WHAT YOU NEED TO DO - Rewrite the stretch of the listing from its start through the line containing "tab-bar: 超话主页 视频 相册 xyxy=(4,230,1016,275)", putting "like-icon" in place of "heart-icon" and leaving everything else unchanged.

Excerpts from a layout annotation set:
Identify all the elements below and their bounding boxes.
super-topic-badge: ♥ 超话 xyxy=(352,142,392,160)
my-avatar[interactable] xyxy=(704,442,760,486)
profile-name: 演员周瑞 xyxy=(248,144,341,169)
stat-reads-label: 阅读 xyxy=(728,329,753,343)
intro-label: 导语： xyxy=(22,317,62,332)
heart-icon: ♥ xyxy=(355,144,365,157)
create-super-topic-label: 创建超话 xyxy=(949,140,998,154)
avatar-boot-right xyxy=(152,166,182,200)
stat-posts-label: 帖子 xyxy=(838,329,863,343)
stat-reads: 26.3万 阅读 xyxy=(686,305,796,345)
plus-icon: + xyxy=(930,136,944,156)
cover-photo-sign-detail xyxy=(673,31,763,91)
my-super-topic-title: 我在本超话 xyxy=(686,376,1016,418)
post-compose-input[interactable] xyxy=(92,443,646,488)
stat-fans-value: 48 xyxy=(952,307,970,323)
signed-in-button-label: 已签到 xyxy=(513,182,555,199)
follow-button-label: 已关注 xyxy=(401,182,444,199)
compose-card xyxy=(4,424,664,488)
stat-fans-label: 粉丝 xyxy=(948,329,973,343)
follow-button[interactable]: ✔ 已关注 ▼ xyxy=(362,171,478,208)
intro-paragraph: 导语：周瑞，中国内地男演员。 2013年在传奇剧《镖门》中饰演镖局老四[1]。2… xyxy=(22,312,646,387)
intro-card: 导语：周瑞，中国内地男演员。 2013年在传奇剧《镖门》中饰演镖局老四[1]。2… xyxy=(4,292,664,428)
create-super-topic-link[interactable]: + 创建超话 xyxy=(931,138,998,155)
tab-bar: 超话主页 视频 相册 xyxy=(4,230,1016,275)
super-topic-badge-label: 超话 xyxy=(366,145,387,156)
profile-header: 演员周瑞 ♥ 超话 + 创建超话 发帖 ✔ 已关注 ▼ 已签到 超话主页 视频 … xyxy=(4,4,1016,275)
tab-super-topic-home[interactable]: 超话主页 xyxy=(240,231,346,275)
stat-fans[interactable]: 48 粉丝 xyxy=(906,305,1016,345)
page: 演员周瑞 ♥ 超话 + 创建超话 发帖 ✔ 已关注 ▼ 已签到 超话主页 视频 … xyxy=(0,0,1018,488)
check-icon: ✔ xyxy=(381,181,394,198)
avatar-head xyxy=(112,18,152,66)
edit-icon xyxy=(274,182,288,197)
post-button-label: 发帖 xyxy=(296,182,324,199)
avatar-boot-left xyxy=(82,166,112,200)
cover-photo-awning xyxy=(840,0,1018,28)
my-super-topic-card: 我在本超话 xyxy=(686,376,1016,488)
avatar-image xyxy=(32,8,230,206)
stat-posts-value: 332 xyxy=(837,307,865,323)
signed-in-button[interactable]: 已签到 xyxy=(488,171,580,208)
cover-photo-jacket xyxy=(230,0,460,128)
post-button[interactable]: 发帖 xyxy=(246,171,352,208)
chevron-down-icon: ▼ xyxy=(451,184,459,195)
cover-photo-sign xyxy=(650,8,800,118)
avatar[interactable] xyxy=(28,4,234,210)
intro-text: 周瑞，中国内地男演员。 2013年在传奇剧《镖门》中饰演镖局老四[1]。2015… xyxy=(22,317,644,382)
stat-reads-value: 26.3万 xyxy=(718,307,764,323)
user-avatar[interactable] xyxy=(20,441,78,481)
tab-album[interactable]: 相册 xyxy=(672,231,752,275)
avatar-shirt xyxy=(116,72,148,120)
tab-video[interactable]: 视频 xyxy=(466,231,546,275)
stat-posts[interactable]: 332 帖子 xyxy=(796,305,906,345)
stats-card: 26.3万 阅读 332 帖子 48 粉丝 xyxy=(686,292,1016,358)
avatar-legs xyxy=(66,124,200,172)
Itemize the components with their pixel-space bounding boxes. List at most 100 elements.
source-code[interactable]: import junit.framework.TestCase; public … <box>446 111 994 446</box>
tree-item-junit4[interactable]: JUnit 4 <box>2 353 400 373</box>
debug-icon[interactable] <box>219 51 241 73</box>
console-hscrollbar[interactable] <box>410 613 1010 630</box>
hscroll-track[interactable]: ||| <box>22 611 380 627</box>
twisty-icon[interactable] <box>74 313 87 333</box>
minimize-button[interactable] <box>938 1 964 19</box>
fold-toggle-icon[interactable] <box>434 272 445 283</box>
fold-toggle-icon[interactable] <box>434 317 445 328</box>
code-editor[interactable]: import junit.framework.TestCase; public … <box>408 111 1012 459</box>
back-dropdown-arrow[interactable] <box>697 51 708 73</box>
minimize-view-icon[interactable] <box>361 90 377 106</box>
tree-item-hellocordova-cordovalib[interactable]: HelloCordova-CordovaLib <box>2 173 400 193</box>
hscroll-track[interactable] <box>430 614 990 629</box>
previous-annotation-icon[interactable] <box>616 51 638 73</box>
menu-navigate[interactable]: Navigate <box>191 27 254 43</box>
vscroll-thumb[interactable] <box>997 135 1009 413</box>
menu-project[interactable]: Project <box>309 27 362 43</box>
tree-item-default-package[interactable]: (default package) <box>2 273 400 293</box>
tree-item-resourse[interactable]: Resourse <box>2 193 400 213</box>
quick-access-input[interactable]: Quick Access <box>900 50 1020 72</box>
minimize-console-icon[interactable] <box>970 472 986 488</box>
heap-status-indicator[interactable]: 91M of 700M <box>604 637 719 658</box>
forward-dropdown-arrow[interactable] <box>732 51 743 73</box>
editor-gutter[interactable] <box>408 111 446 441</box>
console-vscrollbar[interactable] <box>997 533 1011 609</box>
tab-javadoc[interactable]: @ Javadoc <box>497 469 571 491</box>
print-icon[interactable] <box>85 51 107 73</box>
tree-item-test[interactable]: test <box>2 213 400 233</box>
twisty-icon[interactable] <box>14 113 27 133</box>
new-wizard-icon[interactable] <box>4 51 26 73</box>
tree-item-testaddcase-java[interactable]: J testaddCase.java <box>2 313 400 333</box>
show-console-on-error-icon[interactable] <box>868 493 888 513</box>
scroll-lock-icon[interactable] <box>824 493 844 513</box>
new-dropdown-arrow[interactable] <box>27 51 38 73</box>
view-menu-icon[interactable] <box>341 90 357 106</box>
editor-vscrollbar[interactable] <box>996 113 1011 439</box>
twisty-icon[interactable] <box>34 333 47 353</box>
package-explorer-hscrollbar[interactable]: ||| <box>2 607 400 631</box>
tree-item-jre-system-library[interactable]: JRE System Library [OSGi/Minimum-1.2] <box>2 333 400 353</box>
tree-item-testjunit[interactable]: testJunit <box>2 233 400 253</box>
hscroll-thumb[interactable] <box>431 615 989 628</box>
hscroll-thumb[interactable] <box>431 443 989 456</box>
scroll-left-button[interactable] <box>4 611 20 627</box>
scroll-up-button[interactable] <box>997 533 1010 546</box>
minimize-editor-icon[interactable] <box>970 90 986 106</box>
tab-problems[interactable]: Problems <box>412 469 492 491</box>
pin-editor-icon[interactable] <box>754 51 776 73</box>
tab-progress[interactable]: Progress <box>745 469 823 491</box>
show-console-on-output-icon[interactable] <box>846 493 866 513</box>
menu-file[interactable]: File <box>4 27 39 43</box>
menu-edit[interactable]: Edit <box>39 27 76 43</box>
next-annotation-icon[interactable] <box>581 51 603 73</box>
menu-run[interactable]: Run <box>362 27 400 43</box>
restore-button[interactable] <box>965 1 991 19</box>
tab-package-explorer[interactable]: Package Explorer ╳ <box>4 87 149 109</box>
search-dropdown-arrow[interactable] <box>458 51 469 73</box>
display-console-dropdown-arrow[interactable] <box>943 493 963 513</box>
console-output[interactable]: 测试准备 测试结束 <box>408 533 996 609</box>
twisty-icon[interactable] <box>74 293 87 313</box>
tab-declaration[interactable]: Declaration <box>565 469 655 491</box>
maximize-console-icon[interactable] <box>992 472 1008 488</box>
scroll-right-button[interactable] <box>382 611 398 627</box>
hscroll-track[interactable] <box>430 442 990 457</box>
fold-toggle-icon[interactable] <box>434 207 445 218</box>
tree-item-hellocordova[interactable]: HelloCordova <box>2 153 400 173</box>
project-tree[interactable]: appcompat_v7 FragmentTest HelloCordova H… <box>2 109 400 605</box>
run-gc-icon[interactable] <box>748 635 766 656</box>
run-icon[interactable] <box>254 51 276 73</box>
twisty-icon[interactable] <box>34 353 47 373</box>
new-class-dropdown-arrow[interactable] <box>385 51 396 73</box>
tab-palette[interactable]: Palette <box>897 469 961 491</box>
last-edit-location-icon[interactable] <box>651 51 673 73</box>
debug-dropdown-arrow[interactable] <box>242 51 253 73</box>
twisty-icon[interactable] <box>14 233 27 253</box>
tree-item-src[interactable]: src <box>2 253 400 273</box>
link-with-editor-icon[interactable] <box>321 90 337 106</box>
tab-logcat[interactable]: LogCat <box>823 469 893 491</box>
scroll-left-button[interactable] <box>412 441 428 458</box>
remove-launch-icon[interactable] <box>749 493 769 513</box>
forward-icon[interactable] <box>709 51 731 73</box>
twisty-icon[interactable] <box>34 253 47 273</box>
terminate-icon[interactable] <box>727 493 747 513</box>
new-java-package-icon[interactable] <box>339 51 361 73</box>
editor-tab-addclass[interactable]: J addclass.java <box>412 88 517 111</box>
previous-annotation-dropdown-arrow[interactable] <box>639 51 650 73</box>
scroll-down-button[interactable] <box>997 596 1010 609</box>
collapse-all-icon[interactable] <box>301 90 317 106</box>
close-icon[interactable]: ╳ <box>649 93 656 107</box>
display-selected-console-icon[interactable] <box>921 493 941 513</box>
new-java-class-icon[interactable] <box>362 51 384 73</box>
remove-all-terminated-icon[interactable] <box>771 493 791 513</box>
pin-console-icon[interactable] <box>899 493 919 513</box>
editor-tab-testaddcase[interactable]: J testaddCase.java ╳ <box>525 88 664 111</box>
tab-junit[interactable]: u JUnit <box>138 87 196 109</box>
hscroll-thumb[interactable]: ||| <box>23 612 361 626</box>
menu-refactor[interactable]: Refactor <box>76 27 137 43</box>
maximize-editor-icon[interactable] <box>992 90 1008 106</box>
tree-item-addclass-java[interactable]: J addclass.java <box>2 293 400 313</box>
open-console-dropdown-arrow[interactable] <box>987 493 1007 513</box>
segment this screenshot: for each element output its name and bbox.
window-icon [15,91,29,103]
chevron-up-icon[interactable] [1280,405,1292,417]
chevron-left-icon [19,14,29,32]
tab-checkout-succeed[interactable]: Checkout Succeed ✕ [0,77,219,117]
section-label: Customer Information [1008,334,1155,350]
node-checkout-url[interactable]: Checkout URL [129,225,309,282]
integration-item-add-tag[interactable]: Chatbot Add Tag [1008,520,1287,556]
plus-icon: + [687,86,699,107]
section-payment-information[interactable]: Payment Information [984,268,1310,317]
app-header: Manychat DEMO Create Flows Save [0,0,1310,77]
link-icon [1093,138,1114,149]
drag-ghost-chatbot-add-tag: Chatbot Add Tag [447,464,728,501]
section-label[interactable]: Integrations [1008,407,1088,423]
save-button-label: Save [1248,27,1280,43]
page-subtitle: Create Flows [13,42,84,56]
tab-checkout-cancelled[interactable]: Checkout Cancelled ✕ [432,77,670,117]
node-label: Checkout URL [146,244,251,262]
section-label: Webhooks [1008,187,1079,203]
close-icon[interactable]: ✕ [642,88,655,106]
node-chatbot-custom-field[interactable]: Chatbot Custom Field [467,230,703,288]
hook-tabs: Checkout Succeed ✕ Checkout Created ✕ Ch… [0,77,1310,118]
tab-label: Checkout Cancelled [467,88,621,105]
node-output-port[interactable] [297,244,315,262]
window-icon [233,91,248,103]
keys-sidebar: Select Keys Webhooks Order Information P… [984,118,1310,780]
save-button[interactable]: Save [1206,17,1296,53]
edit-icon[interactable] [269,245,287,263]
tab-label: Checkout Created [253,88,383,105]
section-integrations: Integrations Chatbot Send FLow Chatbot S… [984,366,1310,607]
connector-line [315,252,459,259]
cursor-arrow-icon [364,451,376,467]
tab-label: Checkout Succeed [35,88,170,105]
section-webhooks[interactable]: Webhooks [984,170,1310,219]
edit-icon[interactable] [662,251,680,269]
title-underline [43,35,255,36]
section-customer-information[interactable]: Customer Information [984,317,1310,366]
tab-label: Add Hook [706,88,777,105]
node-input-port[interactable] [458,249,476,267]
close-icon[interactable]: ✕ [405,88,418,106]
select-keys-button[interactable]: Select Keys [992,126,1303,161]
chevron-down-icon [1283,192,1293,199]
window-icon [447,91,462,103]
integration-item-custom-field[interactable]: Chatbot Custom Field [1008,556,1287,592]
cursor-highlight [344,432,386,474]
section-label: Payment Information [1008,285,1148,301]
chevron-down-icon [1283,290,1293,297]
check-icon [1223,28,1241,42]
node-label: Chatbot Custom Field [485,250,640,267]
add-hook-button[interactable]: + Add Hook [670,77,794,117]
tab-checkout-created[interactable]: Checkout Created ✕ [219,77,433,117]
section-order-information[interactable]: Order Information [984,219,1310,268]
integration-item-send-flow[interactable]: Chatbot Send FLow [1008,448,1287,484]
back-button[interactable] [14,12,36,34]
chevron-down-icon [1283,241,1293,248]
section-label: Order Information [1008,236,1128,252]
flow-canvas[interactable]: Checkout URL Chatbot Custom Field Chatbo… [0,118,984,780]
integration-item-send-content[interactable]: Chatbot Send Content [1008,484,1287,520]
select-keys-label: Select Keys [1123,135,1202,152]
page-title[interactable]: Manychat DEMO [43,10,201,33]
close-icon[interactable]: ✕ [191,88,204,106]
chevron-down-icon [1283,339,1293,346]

RESULT -
Identify all the elements below and their bounding boxes.
super-topic-badge: ♥ 超话 xyxy=(352,142,392,160)
my-avatar[interactable] xyxy=(704,442,760,486)
profile-name: 演员周瑞 xyxy=(248,144,341,169)
stat-reads-label: 阅读 xyxy=(728,329,753,343)
intro-label: 导语： xyxy=(22,317,62,332)
like-icon: ♥ xyxy=(355,144,365,157)
create-super-topic-label: 创建超话 xyxy=(949,140,998,154)
avatar-boot-right xyxy=(152,166,182,200)
stat-posts-label: 帖子 xyxy=(838,329,863,343)
stat-reads: 26.3万 阅读 xyxy=(686,305,796,345)
plus-icon: + xyxy=(930,136,944,156)
cover-photo-sign-detail xyxy=(673,31,763,91)
my-super-topic-title: 我在本超话 xyxy=(686,376,1016,418)
post-compose-input[interactable] xyxy=(92,443,646,488)
stat-fans-value: 48 xyxy=(952,307,970,323)
signed-in-button-label: 已签到 xyxy=(513,182,555,199)
follow-button-label: 已关注 xyxy=(401,182,444,199)
compose-card xyxy=(4,424,664,488)
stat-fans-label: 粉丝 xyxy=(948,329,973,343)
follow-button[interactable]: ✔ 已关注 ▼ xyxy=(362,171,478,208)
intro-paragraph: 导语：周瑞，中国内地男演员。 2013年在传奇剧《镖门》中饰演镖局老四[1]。2… xyxy=(22,312,646,387)
intro-card: 导语：周瑞，中国内地男演员。 2013年在传奇剧《镖门》中饰演镖局老四[1]。2… xyxy=(4,292,664,428)
create-super-topic-link[interactable]: + 创建超话 xyxy=(931,138,998,155)
tab-bar: 超话主页 视频 相册 xyxy=(4,230,1016,275)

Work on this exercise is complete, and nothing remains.